**Problem to work on:**
Exclude all pictures, then copy each of the records exactly as written.

**Data for this task:**
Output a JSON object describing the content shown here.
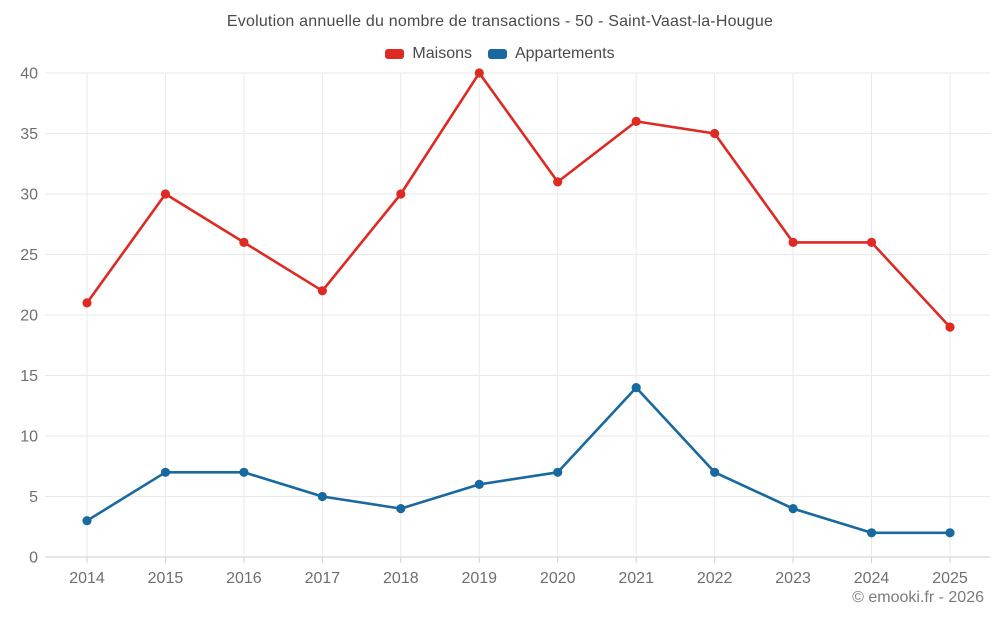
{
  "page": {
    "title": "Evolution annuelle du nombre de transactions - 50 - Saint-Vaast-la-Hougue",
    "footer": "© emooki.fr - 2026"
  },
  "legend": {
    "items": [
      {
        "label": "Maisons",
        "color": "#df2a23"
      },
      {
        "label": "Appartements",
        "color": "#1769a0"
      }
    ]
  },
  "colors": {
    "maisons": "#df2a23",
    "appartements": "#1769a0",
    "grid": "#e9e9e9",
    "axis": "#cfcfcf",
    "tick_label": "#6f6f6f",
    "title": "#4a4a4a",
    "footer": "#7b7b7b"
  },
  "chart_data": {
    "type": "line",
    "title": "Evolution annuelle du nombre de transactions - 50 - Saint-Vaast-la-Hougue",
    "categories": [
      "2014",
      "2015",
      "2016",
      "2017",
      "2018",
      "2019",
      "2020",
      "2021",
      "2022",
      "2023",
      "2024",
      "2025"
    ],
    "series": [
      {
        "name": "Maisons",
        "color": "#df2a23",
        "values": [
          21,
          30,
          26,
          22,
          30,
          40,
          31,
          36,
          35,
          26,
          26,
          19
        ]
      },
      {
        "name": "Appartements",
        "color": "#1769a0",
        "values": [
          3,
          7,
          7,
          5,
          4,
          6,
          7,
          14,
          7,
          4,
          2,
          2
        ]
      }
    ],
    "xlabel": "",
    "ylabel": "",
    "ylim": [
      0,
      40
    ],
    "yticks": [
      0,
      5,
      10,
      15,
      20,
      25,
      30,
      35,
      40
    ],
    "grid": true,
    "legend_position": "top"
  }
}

**Task output:**
Output a JSON object describing the content shown here.
{
  "page": {
    "title": "Evolution annuelle du nombre de transactions - 50 - Saint-Vaast-la-Hougue",
    "footer": "© emooki.fr - 2026"
  },
  "legend": {
    "items": [
      {
        "label": "Maisons",
        "color": "#df2a23"
      },
      {
        "label": "Appartements",
        "color": "#1769a0"
      }
    ]
  },
  "colors": {
    "maisons": "#df2a23",
    "appartements": "#1769a0",
    "grid": "#e9e9e9",
    "axis": "#cfcfcf",
    "tick_label": "#6f6f6f",
    "title": "#4a4a4a",
    "footer": "#7b7b7b"
  },
  "chart_data": {
    "type": "line",
    "title": "Evolution annuelle du nombre de transactions - 50 - Saint-Vaast-la-Hougue",
    "categories": [
      "2014",
      "2015",
      "2016",
      "2017",
      "2018",
      "2019",
      "2020",
      "2021",
      "2022",
      "2023",
      "2024",
      "2025"
    ],
    "series": [
      {
        "name": "Maisons",
        "color": "#df2a23",
        "values": [
          21,
          30,
          26,
          22,
          30,
          40,
          31,
          36,
          35,
          26,
          26,
          19
        ]
      },
      {
        "name": "Appartements",
        "color": "#1769a0",
        "values": [
          3,
          7,
          7,
          5,
          4,
          6,
          7,
          14,
          7,
          4,
          2,
          2
        ]
      }
    ],
    "xlabel": "",
    "ylabel": "",
    "ylim": [
      0,
      40
    ],
    "yticks": [
      0,
      5,
      10,
      15,
      20,
      25,
      30,
      35,
      40
    ],
    "grid": true,
    "legend_position": "top"
  }
}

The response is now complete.